*Lines of data*

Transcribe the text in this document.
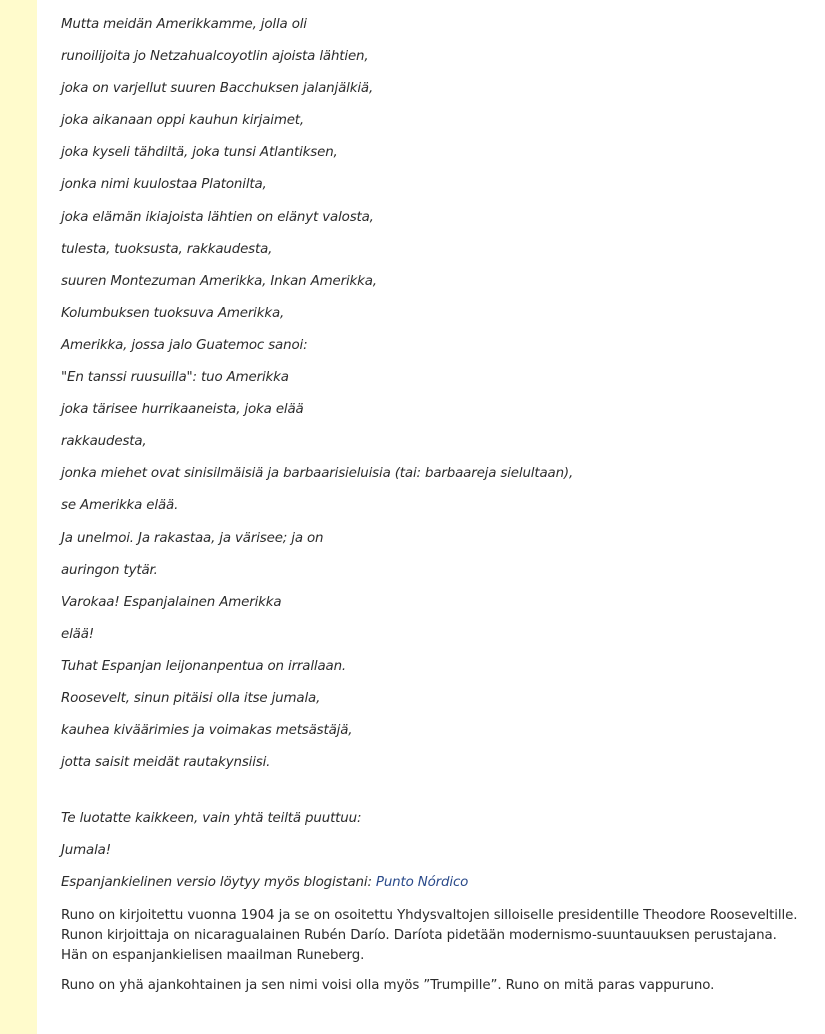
Mutta meidän Amerikkamme, jolla oli
runoilijoita jo Netzahualcoyotlin ajoista lähtien,
joka on varjellut suuren Bacchuksen jalanjälkiä,
joka aikanaan oppi kauhun kirjaimet,
joka kyseli tähdiltä, joka tunsi Atlantiksen,
jonka nimi kuulostaa Platonilta,
joka elämän ikiajoista lähtien on elänyt valosta,
tulesta, tuoksusta, rakkaudesta,
suuren Montezuman Amerikka, Inkan Amerikka,
Kolumbuksen tuoksuva Amerikka,
Amerikka, jossa jalo Guatemoc sanoi:
"En tanssi ruusuilla": tuo Amerikka
joka tärisee hurrikaaneista, joka elää
rakkaudesta,
jonka miehet ovat sinisilmäisiä ja barbaarisieluisia (tai: barbaareja sielultaan),
se Amerikka elää.
Ja unelmoi. Ja rakastaa, ja värisee; ja on
auringon tytär.
Varokaa! Espanjalainen Amerikka
elää!
Tuhat Espanjan leijonanpentua on irrallaan.
Roosevelt, sinun pitäisi olla itse jumala,
kauhea kiväärimies ja voimakas metsästäjä,
jotta saisit meidät rautakynsiisi.
Te luotatte kaikkeen, vain yhtä teiltä puuttuu:
Jumala!
Espanjankielinen versio löytyy myös blogistani: Punto Nórdico

Runo on kirjoitettu vuonna 1904 ja se on osoitettu Yhdysvaltojen silloiselle presidentille Theodore Rooseveltille. Runon kirjoittaja on nicaragualainen Rubén Darío. Daríota pidetään modernismo-suuntauuksen perustajana. Hän on espanjankielisen maailman Runeberg.

Runo on yhä ajankohtainen ja sen nimi voisi olla myös ”Trumpille”. Runo on mitä paras vappuruno.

*WHAT TO DO*
Print out the whole of the material word for word, without pictures.

*ANSWER TO THIS TASK*
Transcribe the text in this document.
Mutta meidän Amerikkamme, jolla oli
runoilijoita jo Netzahualcoyotlin ajoista lähtien,
joka on varjellut suuren Bacchuksen jalanjälkiä,
joka aikanaan oppi kauhun kirjaimet,
joka kyseli tähdiltä, joka tunsi Atlantiksen,
jonka nimi kuulostaa Platonilta,
joka elämän ikiajoista lähtien on elänyt valosta,
tulesta, tuoksusta, rakkaudesta,
suuren Montezuman Amerikka, Inkan Amerikka,
Kolumbuksen tuoksuva Amerikka,
Amerikka, jossa jalo Guatemoc sanoi:
"En tanssi ruusuilla": tuo Amerikka
joka tärisee hurrikaaneista, joka elää
rakkaudesta,
jonka miehet ovat sinisilmäisiä ja barbaarisieluisia (tai: barbaareja sielultaan),
se Amerikka elää.
Ja unelmoi. Ja rakastaa, ja värisee; ja on
auringon tytär.
Varokaa! Espanjalainen Amerikka
elää!
Tuhat Espanjan leijonanpentua on irrallaan.
Roosevelt, sinun pitäisi olla itse jumala,
kauhea kiväärimies ja voimakas metsästäjä,
jotta saisit meidät rautakynsiisi.
Te luotatte kaikkeen, vain yhtä teiltä puuttuu:
Jumala!
Espanjankielinen versio löytyy myös blogistani: Punto Nórdico

Runo on kirjoitettu vuonna 1904 ja se on osoitettu Yhdysvaltojen silloiselle presidentille Theodore Rooseveltille. Runon kirjoittaja on nicaragualainen Rubén Darío. Daríota pidetään modernismo-suuntauuksen perustajana. Hän on espanjankielisen maailman Runeberg.

Runo on yhä ajankohtainen ja sen nimi voisi olla myös ”Trumpille”. Runo on mitä paras vappuruno.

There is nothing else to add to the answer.